* Directions for this task
Select every row below that contains the string "thumb", matching case exactly, and copy each one in full.

== Records for this exercise

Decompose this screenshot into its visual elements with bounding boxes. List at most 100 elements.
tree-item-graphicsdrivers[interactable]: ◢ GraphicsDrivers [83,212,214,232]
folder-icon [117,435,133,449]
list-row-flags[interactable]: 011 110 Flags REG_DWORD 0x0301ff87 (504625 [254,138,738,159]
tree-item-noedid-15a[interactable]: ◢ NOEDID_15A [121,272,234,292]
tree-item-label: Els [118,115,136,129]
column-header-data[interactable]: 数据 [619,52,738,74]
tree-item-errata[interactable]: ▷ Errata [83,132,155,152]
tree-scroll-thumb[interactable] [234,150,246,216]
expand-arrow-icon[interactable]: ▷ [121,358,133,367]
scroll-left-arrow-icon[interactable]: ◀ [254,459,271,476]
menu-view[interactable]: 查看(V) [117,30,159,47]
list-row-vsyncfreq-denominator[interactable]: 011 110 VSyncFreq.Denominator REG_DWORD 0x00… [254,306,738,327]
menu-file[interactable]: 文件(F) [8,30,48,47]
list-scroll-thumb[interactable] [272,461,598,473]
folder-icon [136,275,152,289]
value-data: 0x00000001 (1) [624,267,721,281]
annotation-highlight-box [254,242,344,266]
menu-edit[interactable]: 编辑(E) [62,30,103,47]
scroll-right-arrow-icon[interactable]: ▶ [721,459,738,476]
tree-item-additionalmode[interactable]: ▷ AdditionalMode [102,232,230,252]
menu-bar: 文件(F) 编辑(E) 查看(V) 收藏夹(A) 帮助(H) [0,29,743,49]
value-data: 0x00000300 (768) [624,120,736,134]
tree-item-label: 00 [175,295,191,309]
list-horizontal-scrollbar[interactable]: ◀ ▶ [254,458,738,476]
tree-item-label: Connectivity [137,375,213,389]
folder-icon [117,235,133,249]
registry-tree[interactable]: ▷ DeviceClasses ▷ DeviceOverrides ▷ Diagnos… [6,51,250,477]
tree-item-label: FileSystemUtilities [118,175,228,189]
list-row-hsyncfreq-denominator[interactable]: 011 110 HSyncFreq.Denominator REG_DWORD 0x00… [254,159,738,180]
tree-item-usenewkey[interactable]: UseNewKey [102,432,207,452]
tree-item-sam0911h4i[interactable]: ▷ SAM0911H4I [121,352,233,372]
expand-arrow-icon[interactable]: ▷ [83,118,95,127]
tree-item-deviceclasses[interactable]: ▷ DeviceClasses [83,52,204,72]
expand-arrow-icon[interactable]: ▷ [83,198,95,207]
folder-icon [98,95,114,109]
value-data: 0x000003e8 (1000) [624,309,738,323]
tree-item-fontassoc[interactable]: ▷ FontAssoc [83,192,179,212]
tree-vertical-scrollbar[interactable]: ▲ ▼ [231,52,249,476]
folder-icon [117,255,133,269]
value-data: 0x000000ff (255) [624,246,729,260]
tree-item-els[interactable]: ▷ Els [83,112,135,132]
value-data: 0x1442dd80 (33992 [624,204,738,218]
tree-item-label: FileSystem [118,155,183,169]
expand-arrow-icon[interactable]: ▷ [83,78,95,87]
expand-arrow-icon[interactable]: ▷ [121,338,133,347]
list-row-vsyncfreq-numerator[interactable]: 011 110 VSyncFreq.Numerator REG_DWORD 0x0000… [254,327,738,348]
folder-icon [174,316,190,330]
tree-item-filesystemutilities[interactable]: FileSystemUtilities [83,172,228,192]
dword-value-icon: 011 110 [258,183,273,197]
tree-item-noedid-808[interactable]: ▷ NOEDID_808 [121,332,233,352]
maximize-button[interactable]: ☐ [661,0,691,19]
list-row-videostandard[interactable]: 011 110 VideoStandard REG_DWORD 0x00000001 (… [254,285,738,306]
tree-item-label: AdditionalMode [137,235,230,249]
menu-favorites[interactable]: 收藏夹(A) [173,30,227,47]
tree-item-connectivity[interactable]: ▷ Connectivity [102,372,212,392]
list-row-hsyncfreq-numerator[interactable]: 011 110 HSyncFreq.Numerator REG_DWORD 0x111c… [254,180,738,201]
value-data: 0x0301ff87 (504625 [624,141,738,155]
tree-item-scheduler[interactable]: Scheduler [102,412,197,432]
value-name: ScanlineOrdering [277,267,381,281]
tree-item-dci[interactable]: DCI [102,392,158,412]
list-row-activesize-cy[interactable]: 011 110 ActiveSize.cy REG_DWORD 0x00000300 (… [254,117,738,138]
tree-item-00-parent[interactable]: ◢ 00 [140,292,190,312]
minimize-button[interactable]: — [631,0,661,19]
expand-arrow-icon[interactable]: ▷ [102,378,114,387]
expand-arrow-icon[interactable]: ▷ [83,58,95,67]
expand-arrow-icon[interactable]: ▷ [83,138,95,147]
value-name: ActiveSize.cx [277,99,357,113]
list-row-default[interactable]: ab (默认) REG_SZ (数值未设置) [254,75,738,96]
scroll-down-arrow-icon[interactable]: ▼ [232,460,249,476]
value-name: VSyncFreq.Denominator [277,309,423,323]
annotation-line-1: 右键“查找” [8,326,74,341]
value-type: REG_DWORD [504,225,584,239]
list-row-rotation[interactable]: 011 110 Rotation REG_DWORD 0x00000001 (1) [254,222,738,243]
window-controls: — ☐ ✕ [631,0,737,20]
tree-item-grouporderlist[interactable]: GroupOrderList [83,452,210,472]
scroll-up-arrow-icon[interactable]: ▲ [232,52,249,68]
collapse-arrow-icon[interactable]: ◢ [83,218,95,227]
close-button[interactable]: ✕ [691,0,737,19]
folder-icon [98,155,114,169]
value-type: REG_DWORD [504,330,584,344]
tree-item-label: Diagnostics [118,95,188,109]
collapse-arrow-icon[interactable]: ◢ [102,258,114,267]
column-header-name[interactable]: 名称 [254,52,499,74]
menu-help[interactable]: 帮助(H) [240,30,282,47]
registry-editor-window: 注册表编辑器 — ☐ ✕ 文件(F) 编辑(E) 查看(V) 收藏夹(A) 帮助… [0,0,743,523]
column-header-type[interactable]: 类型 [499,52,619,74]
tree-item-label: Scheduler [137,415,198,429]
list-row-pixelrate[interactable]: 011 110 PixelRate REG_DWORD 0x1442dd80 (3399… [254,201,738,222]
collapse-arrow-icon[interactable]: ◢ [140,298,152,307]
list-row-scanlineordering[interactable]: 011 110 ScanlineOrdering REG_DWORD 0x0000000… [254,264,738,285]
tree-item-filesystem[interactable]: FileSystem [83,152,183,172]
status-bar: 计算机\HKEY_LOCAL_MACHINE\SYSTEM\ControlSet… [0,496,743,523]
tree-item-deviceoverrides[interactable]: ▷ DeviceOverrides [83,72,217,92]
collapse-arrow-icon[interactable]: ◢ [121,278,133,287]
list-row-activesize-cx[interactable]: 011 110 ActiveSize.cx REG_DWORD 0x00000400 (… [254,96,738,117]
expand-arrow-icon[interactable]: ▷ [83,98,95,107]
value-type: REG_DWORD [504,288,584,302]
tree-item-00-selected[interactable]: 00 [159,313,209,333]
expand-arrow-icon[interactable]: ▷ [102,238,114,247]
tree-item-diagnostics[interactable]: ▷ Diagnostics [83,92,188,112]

====

* Answer below
tree-scroll-thumb[interactable] [234,150,246,216]
list-scroll-thumb[interactable] [272,461,598,473]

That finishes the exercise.